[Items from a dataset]
● ● ● ● ●
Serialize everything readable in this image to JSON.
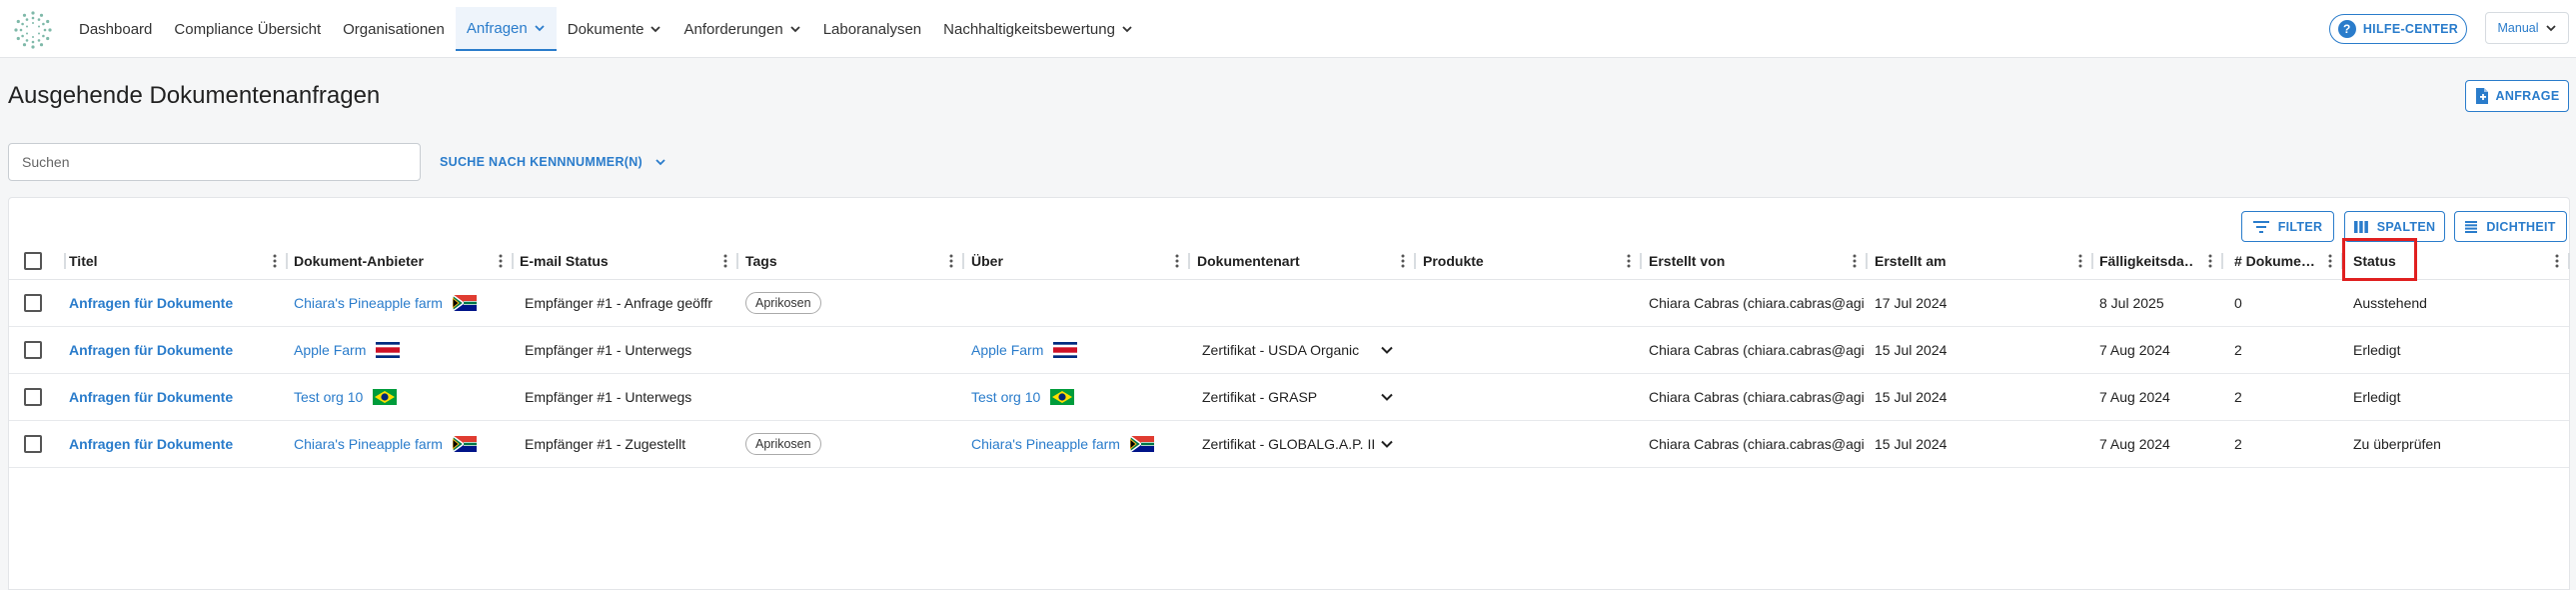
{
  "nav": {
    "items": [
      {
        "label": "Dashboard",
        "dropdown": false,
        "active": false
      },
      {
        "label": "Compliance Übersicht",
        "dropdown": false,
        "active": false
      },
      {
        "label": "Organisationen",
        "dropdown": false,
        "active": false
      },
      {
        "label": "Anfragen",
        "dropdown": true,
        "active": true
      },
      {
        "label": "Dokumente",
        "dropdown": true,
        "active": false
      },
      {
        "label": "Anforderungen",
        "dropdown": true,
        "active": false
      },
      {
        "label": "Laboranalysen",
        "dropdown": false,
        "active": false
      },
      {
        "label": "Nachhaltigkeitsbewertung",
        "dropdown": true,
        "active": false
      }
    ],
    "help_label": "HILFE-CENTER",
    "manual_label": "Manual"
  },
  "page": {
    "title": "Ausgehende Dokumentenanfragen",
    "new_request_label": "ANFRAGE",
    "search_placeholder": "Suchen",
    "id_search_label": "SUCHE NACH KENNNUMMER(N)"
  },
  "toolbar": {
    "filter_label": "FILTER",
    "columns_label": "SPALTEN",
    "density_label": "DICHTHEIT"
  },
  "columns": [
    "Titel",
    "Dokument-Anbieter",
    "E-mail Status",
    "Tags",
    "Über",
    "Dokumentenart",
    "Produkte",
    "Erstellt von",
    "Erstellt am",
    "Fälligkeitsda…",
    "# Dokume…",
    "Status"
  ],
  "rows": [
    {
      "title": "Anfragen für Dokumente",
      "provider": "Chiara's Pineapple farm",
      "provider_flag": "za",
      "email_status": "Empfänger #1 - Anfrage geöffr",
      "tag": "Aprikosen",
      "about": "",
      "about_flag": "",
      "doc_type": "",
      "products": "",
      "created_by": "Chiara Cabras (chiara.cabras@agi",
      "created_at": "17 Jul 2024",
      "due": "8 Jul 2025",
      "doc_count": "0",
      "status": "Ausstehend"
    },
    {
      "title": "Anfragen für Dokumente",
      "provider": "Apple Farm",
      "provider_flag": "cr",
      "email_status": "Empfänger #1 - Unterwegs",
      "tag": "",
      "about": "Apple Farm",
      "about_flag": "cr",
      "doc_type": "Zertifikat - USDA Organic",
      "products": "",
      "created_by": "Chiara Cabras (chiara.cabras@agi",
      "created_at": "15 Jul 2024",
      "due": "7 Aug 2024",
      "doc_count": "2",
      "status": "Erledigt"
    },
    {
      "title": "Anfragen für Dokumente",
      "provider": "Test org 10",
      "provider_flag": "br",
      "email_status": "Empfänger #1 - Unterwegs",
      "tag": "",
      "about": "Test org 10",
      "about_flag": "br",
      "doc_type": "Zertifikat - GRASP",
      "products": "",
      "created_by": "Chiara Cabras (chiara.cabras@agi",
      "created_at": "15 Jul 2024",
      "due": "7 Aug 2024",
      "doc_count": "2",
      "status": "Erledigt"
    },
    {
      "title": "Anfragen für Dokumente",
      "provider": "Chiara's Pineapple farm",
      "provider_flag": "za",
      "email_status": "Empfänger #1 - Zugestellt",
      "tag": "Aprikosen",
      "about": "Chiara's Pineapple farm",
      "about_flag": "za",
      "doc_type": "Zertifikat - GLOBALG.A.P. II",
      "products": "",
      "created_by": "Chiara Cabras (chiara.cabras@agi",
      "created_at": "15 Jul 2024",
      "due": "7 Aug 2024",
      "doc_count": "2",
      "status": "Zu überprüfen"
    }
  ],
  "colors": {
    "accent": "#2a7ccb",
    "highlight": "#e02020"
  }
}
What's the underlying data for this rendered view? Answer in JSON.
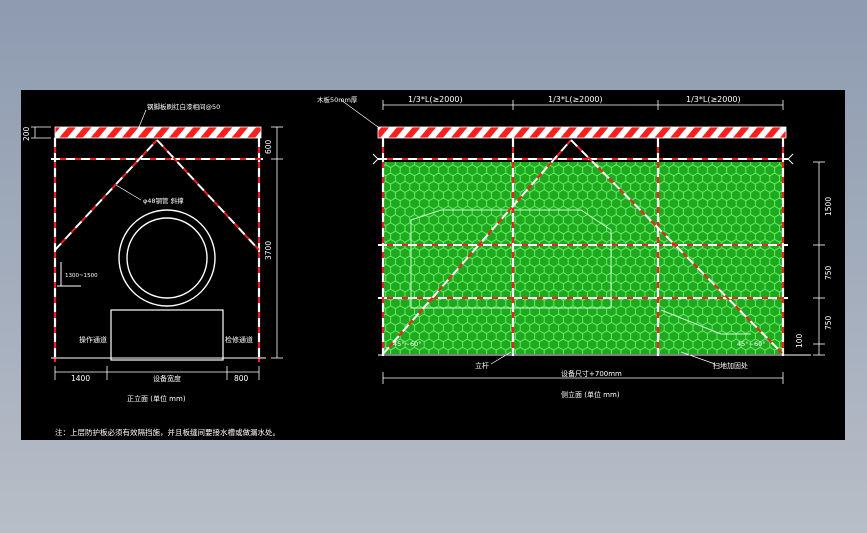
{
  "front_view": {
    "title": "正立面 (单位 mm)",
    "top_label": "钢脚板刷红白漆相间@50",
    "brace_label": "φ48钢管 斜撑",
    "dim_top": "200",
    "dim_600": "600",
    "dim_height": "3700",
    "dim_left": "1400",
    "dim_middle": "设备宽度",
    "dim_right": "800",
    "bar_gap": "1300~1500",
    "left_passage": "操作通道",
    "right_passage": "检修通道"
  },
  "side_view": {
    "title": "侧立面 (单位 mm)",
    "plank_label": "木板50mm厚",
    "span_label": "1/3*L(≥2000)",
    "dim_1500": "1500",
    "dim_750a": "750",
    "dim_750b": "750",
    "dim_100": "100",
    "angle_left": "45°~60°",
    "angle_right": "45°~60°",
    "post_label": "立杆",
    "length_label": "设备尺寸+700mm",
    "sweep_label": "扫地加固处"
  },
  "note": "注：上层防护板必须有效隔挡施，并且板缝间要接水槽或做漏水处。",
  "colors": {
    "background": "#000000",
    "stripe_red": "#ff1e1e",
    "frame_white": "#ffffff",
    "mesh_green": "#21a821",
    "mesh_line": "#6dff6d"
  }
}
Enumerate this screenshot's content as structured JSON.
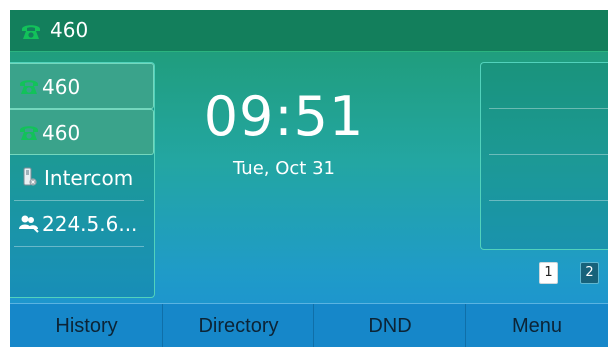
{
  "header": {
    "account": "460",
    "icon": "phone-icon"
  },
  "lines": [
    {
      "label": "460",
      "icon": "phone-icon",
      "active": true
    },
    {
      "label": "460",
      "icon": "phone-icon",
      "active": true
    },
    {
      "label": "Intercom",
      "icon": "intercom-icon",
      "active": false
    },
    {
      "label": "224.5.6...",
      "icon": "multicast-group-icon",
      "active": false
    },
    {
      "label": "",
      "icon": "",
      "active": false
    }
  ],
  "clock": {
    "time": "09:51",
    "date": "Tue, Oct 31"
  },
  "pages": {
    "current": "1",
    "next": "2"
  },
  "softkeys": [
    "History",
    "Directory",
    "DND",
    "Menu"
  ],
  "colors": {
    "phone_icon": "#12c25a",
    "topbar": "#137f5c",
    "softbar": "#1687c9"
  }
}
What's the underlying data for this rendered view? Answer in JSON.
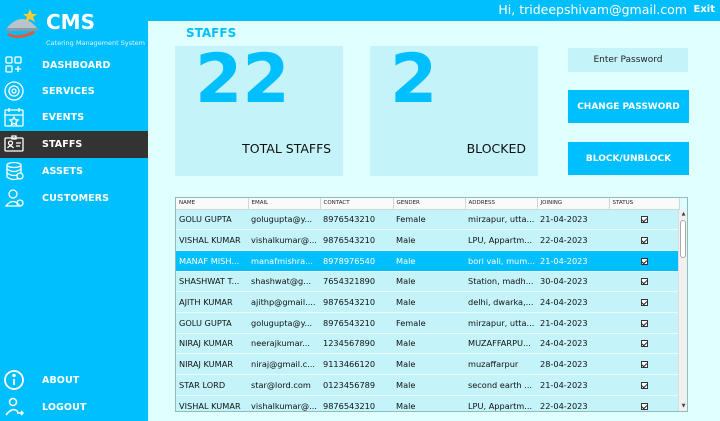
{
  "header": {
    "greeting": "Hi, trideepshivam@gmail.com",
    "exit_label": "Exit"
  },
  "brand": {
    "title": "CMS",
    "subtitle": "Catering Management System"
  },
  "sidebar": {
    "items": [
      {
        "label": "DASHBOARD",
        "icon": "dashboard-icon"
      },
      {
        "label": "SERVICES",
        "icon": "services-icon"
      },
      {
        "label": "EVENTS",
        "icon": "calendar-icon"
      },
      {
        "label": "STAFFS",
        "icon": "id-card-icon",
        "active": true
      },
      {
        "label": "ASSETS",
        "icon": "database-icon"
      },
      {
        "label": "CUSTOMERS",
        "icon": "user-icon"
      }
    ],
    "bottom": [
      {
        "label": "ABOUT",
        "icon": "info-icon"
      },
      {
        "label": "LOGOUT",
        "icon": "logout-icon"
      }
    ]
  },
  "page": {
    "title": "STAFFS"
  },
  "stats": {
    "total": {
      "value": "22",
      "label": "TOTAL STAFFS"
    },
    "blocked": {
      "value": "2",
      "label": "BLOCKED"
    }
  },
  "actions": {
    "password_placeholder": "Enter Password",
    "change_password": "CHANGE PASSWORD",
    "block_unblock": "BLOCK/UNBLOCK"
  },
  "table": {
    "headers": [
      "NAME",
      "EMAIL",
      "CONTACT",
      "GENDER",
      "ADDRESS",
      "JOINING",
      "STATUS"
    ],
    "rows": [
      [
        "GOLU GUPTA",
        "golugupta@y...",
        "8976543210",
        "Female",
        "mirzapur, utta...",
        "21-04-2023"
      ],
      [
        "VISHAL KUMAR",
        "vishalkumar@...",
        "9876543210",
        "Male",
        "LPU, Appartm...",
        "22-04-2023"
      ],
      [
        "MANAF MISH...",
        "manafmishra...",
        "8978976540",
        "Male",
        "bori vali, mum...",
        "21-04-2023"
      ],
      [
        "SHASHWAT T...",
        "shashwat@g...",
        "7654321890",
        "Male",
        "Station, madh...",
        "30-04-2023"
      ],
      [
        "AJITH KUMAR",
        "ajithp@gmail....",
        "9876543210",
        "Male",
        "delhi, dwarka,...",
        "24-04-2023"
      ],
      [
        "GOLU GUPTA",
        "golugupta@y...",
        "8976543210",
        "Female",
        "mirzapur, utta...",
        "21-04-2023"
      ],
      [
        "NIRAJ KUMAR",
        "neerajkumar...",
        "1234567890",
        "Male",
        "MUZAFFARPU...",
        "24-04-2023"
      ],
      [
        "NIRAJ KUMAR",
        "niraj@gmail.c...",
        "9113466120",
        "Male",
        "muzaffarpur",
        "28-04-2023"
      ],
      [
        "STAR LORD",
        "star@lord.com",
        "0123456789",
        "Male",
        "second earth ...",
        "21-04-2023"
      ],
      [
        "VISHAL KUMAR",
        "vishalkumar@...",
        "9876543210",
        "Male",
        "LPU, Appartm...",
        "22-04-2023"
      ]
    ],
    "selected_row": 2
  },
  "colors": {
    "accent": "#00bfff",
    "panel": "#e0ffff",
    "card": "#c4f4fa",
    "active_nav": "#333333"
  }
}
● ● ● ● ●
### Problem statement
Find and copy every line in the entries above where the string "gmail" occurs.

### Answer for the task
    "greeting": "Hi, trideepshivam@gmail.com",
        "ajithp@gmail....",
        "niraj@gmail.c...",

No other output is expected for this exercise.